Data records
· · · · ·
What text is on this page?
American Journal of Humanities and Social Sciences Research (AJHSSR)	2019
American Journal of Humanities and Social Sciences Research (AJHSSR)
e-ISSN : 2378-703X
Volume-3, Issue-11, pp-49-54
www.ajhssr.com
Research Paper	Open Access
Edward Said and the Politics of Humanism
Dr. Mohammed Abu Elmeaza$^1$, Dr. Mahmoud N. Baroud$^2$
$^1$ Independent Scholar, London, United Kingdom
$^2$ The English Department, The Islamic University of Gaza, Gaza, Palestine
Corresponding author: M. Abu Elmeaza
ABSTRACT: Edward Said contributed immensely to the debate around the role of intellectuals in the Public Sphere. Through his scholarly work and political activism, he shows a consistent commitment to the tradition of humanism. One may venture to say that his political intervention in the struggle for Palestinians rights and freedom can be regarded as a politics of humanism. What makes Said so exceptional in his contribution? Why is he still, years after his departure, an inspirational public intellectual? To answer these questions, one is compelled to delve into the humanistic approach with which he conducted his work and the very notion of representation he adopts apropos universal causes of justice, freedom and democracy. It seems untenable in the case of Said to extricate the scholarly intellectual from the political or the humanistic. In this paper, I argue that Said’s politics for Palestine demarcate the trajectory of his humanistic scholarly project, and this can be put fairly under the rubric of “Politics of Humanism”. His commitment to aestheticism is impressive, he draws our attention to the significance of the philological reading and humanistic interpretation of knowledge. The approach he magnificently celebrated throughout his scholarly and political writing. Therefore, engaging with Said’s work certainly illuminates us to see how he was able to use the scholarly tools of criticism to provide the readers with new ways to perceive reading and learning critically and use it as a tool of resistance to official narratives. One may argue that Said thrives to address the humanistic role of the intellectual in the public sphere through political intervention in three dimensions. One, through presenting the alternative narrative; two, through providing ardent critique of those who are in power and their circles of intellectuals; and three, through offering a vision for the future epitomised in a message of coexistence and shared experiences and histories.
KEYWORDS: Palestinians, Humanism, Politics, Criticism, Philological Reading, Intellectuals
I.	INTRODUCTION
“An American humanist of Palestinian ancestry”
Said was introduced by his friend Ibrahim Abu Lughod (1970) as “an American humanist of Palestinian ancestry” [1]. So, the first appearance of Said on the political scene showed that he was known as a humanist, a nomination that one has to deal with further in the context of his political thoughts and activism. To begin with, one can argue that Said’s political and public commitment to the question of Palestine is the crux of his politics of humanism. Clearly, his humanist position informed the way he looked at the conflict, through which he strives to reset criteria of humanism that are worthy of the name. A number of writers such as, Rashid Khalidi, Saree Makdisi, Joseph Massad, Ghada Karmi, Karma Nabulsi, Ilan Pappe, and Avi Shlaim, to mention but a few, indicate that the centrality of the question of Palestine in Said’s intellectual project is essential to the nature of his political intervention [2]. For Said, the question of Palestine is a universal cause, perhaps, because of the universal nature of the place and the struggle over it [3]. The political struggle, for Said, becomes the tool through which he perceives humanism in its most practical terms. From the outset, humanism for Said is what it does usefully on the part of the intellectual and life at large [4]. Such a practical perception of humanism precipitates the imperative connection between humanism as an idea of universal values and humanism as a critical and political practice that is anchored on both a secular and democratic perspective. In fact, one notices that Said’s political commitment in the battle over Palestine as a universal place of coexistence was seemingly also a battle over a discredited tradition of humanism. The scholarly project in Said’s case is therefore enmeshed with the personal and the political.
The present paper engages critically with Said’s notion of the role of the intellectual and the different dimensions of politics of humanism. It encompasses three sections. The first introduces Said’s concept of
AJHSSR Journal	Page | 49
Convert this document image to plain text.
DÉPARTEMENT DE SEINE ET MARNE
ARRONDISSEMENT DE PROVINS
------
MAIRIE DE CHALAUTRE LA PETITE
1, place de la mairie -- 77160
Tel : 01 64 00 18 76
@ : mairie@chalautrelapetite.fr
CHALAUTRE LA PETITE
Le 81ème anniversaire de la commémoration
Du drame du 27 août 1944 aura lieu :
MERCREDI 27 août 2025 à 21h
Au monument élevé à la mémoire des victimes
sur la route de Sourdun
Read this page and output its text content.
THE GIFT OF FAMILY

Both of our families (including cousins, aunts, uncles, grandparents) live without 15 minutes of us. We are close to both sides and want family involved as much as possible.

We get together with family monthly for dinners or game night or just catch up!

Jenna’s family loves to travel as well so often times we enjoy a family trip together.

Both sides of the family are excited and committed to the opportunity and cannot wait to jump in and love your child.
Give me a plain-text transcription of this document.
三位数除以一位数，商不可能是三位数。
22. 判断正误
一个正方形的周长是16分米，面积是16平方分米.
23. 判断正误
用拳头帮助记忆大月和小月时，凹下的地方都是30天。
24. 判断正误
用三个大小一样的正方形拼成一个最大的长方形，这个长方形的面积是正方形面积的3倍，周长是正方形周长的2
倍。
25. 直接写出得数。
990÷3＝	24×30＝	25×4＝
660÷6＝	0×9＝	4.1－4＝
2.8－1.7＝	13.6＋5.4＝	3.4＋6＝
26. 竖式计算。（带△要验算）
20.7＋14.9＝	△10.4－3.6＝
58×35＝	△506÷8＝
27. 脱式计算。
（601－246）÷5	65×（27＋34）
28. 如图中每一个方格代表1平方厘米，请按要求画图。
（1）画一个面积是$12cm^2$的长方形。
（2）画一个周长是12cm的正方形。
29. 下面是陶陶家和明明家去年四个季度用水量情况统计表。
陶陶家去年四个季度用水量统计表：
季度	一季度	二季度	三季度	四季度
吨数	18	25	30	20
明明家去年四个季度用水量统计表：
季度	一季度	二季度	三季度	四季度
· · · · ·
▸ To be done: Which lines in the records above contain the string "Elmeaza"? Copy each one.

▸ Result below:
Dr. Mohammed Abu Elmeaza$^1$, Dr. Mahmoud N. Baroud$^2$
Corresponding author: M. Abu Elmeaza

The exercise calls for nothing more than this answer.